Task | Go through the listing below and list every line with "this".

§ §

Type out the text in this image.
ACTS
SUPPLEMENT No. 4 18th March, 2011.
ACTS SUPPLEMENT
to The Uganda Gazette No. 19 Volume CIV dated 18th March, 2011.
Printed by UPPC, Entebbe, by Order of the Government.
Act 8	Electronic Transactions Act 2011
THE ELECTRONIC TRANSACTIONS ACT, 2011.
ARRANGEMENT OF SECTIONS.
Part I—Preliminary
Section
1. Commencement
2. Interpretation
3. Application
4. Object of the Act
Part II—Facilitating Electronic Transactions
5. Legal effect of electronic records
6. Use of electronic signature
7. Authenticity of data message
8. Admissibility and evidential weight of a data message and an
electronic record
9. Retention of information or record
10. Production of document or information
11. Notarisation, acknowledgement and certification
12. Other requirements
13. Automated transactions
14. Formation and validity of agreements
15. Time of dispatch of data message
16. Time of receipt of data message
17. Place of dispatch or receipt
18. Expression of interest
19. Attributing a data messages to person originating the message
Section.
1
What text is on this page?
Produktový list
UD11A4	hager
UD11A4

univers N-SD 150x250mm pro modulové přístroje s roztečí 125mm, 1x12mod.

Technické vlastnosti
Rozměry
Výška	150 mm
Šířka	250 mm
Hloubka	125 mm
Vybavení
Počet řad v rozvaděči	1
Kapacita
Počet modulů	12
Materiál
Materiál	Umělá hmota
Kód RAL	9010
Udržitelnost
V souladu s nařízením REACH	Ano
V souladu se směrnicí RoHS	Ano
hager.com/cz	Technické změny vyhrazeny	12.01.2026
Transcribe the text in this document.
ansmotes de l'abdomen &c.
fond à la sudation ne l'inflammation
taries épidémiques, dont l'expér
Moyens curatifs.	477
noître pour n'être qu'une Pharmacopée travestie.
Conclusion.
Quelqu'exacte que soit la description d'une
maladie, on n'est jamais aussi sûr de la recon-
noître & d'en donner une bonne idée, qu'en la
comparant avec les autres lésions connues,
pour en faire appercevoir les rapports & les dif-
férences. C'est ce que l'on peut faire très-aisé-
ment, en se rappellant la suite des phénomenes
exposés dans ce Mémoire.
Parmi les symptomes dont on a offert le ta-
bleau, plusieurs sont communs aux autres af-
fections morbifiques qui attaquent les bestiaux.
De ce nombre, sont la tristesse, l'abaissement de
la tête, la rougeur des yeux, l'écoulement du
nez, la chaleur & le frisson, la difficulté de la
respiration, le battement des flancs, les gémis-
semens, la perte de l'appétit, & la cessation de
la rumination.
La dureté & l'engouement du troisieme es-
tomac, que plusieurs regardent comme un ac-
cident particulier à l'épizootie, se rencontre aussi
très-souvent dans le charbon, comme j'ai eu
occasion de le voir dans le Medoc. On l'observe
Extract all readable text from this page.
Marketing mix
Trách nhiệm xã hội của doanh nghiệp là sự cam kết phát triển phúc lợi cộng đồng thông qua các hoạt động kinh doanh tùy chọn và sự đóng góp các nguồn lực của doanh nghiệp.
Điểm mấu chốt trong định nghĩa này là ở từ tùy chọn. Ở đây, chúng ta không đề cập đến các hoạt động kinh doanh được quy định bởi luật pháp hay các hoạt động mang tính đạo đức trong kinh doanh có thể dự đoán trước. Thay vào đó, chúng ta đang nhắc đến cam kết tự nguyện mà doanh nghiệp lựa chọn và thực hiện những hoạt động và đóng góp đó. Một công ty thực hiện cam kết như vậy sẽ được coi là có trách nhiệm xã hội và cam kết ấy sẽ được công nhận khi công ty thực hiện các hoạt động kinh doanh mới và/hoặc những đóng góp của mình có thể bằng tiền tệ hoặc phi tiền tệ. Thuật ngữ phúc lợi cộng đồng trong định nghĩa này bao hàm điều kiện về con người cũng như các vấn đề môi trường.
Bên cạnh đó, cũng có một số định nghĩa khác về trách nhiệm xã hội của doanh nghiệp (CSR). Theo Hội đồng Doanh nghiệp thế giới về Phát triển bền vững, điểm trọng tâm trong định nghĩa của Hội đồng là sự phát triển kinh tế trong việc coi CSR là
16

§ §

Correct answer |
Type out the text in this image.
What text is on this page?
Transcribe the text in this document.
Extract all readable text from this page.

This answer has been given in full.